_Data listing_.
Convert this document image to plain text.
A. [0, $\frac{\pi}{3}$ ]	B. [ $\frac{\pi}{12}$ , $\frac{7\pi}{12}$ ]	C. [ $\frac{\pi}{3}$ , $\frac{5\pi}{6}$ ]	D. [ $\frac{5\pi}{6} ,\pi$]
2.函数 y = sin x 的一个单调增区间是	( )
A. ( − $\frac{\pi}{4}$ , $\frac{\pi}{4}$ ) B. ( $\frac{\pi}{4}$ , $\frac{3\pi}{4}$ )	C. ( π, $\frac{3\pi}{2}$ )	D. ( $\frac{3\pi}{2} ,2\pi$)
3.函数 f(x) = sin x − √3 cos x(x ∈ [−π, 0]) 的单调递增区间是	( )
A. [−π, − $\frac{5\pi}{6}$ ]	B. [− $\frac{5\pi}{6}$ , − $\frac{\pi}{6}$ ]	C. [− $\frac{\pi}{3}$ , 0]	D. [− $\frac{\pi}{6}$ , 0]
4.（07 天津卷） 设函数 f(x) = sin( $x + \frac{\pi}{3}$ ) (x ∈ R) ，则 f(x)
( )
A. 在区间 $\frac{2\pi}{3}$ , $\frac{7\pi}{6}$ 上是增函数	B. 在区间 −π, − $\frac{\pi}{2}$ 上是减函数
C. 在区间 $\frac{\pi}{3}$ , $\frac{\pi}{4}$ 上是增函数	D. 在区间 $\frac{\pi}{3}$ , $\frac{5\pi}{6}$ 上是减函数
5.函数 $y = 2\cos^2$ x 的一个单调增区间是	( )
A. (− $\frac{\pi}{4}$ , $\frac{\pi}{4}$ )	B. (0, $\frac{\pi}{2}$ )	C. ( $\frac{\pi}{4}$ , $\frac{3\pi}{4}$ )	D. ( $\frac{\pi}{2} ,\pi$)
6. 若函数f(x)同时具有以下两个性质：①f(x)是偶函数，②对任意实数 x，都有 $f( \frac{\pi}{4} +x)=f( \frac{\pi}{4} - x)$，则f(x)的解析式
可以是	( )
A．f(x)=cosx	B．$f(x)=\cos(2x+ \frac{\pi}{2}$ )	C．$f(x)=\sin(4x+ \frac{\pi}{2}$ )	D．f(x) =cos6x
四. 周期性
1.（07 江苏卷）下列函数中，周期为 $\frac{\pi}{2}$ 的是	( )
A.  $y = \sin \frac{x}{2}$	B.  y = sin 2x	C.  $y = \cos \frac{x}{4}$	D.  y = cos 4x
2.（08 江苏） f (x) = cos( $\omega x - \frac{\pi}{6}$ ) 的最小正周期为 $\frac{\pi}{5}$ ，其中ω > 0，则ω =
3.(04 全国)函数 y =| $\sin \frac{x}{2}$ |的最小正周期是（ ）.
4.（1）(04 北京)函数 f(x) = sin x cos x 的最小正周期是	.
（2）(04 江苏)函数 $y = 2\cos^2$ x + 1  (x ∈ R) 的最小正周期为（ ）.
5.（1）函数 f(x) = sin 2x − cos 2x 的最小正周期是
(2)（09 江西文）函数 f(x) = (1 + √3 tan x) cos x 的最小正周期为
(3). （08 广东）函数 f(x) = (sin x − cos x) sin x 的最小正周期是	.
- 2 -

_Directions for this task_. Emit the records above again, exactly, with no line skipped.

_Solution for this exercise_.
Convert this document image to plain text.
A. [0, $\frac{\pi}{3}$ ]	B. [ $\frac{\pi}{12}$ , $\frac{7\pi}{12}$ ]	C. [ $\frac{\pi}{3}$ , $\frac{5\pi}{6}$ ]	D. [ $\frac{5\pi}{6} ,\pi$]
2.函数 y = sin x 的一个单调增区间是	( )
A. ( − $\frac{\pi}{4}$ , $\frac{\pi}{4}$ ) B. ( $\frac{\pi}{4}$ , $\frac{3\pi}{4}$ )	C. ( π, $\frac{3\pi}{2}$ )	D. ( $\frac{3\pi}{2} ,2\pi$)
3.函数 f(x) = sin x − √3 cos x(x ∈ [−π, 0]) 的单调递增区间是	( )
A. [−π, − $\frac{5\pi}{6}$ ]	B. [− $\frac{5\pi}{6}$ , − $\frac{\pi}{6}$ ]	C. [− $\frac{\pi}{3}$ , 0]	D. [− $\frac{\pi}{6}$ , 0]
4.（07 天津卷） 设函数 f(x) = sin( $x + \frac{\pi}{3}$ ) (x ∈ R) ，则 f(x)
( )
A. 在区间 $\frac{2\pi}{3}$ , $\frac{7\pi}{6}$ 上是增函数	B. 在区间 −π, − $\frac{\pi}{2}$ 上是减函数
C. 在区间 $\frac{\pi}{3}$ , $\frac{\pi}{4}$ 上是增函数	D. 在区间 $\frac{\pi}{3}$ , $\frac{5\pi}{6}$ 上是减函数
5.函数 $y = 2\cos^2$ x 的一个单调增区间是	( )
A. (− $\frac{\pi}{4}$ , $\frac{\pi}{4}$ )	B. (0, $\frac{\pi}{2}$ )	C. ( $\frac{\pi}{4}$ , $\frac{3\pi}{4}$ )	D. ( $\frac{\pi}{2} ,\pi$)
6. 若函数f(x)同时具有以下两个性质：①f(x)是偶函数，②对任意实数 x，都有 $f( \frac{\pi}{4} +x)=f( \frac{\pi}{4} - x)$，则f(x)的解析式
可以是	( )
A．f(x)=cosx	B．$f(x)=\cos(2x+ \frac{\pi}{2}$ )	C．$f(x)=\sin(4x+ \frac{\pi}{2}$ )	D．f(x) =cos6x
四. 周期性
1.（07 江苏卷）下列函数中，周期为 $\frac{\pi}{2}$ 的是	( )
A.  $y = \sin \frac{x}{2}$	B.  y = sin 2x	C.  $y = \cos \frac{x}{4}$	D.  y = cos 4x
2.（08 江苏） f (x) = cos( $\omega x - \frac{\pi}{6}$ ) 的最小正周期为 $\frac{\pi}{5}$ ，其中ω > 0，则ω =
3.(04 全国)函数 y =| $\sin \frac{x}{2}$ |的最小正周期是（ ）.
4.（1）(04 北京)函数 f(x) = sin x cos x 的最小正周期是	.
（2）(04 江苏)函数 $y = 2\cos^2$ x + 1  (x ∈ R) 的最小正周期为（ ）.
5.（1）函数 f(x) = sin 2x − cos 2x 的最小正周期是
(2)（09 江西文）函数 f(x) = (1 + √3 tan x) cos x 的最小正周期为
(3). （08 广东）函数 f(x) = (sin x − cos x) sin x 的最小正周期是	.
- 2 -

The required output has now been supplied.